[Exercise brief]: Tally how many lines include "Divi". The number is the whole answer.

Stored data entries:
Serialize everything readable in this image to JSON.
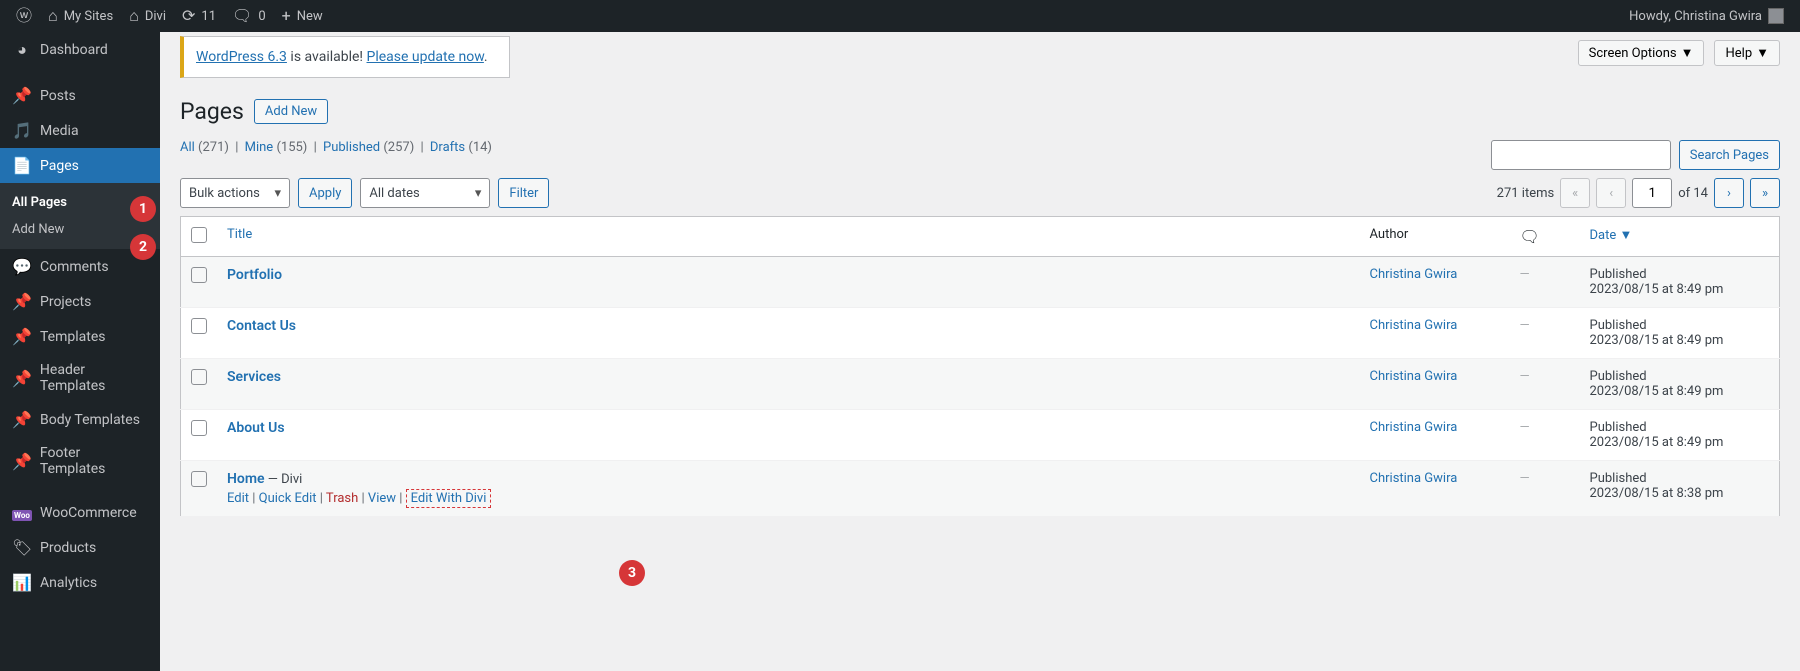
{
  "adminbar": {
    "my_sites": "My Sites",
    "site_name": "Divi",
    "updates": "11",
    "comments": "0",
    "new": "New",
    "howdy": "Howdy, Christina Gwira"
  },
  "sidebar": {
    "items": [
      {
        "icon": "⌼",
        "label": "Dashboard"
      },
      {
        "icon": "📌",
        "label": "Posts"
      },
      {
        "icon": "🎵",
        "label": "Media"
      },
      {
        "icon": "📄",
        "label": "Pages",
        "current": true
      },
      {
        "icon": "💬",
        "label": "Comments"
      },
      {
        "icon": "📌",
        "label": "Projects"
      },
      {
        "icon": "📌",
        "label": "Templates"
      },
      {
        "icon": "📌",
        "label": "Header Templates"
      },
      {
        "icon": "📌",
        "label": "Body Templates"
      },
      {
        "icon": "📌",
        "label": "Footer Templates"
      },
      {
        "icon": "wc",
        "label": "WooCommerce"
      },
      {
        "icon": "🏷",
        "label": "Products"
      },
      {
        "icon": "📊",
        "label": "Analytics"
      }
    ],
    "submenu": [
      {
        "label": "All Pages",
        "current": true
      },
      {
        "label": "Add New"
      }
    ]
  },
  "top_buttons": {
    "screen_options": "Screen Options",
    "help": "Help"
  },
  "notice": {
    "wp": "WordPress 6.3",
    "avail": " is available! ",
    "update": "Please update now",
    "dot": "."
  },
  "heading": "Pages",
  "add_new": "Add New",
  "filters": {
    "all": "All",
    "all_count": "(271)",
    "mine": "Mine",
    "mine_count": "(155)",
    "published": "Published",
    "published_count": "(257)",
    "drafts": "Drafts",
    "drafts_count": "(14)"
  },
  "search_btn": "Search Pages",
  "bulk": {
    "actions": "Bulk actions",
    "apply": "Apply",
    "all_dates": "All dates",
    "filter": "Filter"
  },
  "pagination": {
    "total": "271 items",
    "page": "1",
    "of": "of 14"
  },
  "columns": {
    "title": "Title",
    "author": "Author",
    "date": "Date"
  },
  "rows": [
    {
      "title": "Portfolio",
      "author": "Christina Gwira",
      "status": "Published",
      "date": "2023/08/15 at 8:49 pm"
    },
    {
      "title": "Contact Us",
      "author": "Christina Gwira",
      "status": "Published",
      "date": "2023/08/15 at 8:49 pm"
    },
    {
      "title": "Services",
      "author": "Christina Gwira",
      "status": "Published",
      "date": "2023/08/15 at 8:49 pm"
    },
    {
      "title": "About Us",
      "author": "Christina Gwira",
      "status": "Published",
      "date": "2023/08/15 at 8:49 pm"
    },
    {
      "title": "Home",
      "suffix": " — Divi",
      "author": "Christina Gwira",
      "status": "Published",
      "date": "2023/08/15 at 8:38 pm",
      "row_actions": true
    }
  ],
  "row_actions": {
    "edit": "Edit",
    "quick": "Quick Edit",
    "trash": "Trash",
    "view": "View",
    "divi": "Edit With Divi"
  },
  "annotations": {
    "1": "1",
    "2": "2",
    "3": "3"
  }
}
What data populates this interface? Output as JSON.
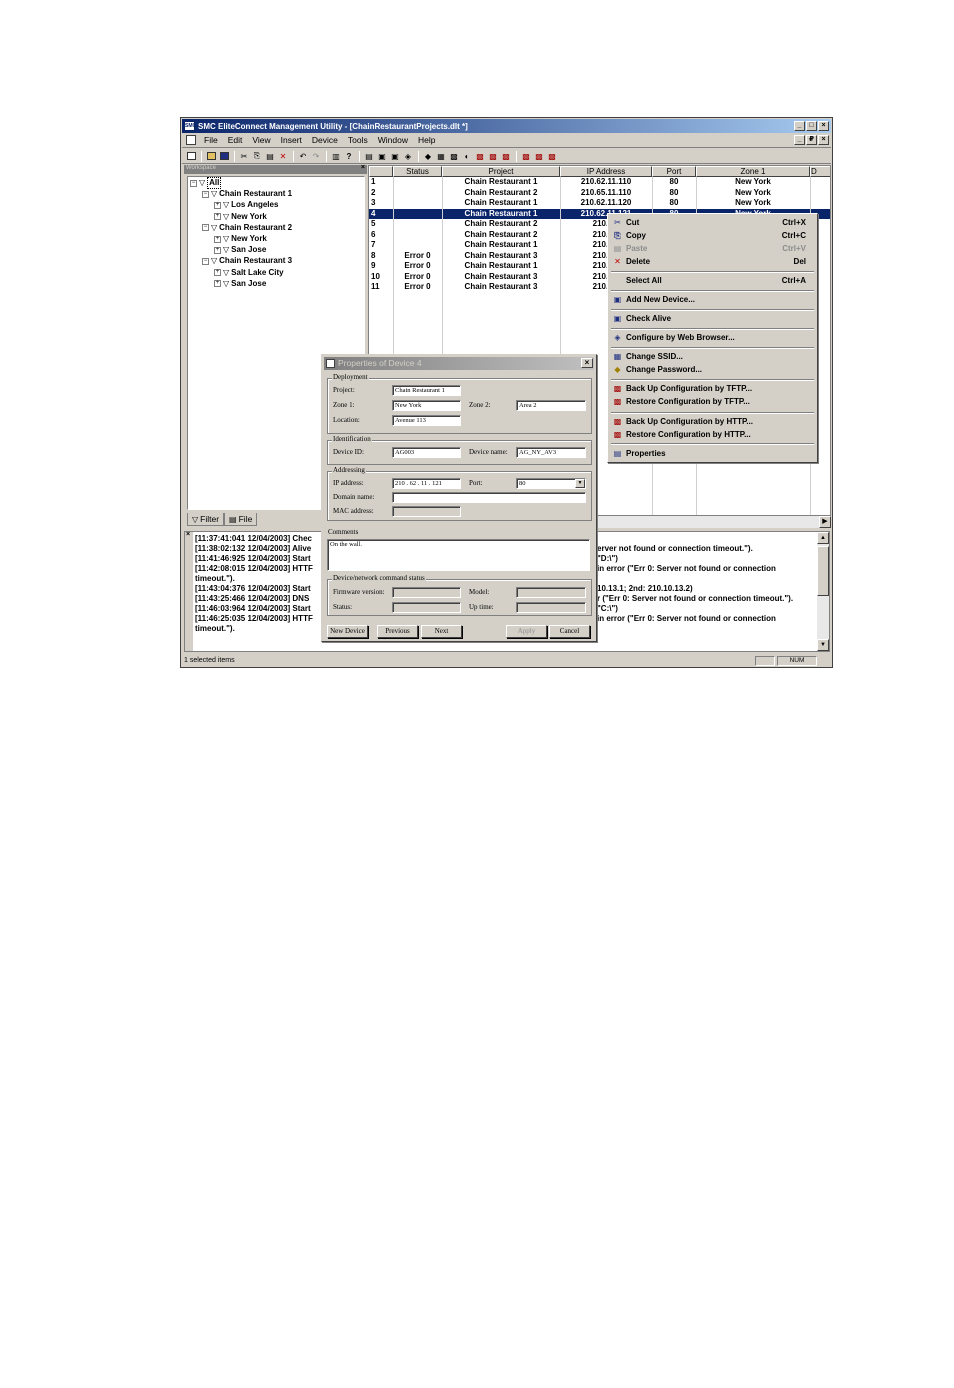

[Solution for this task]: 3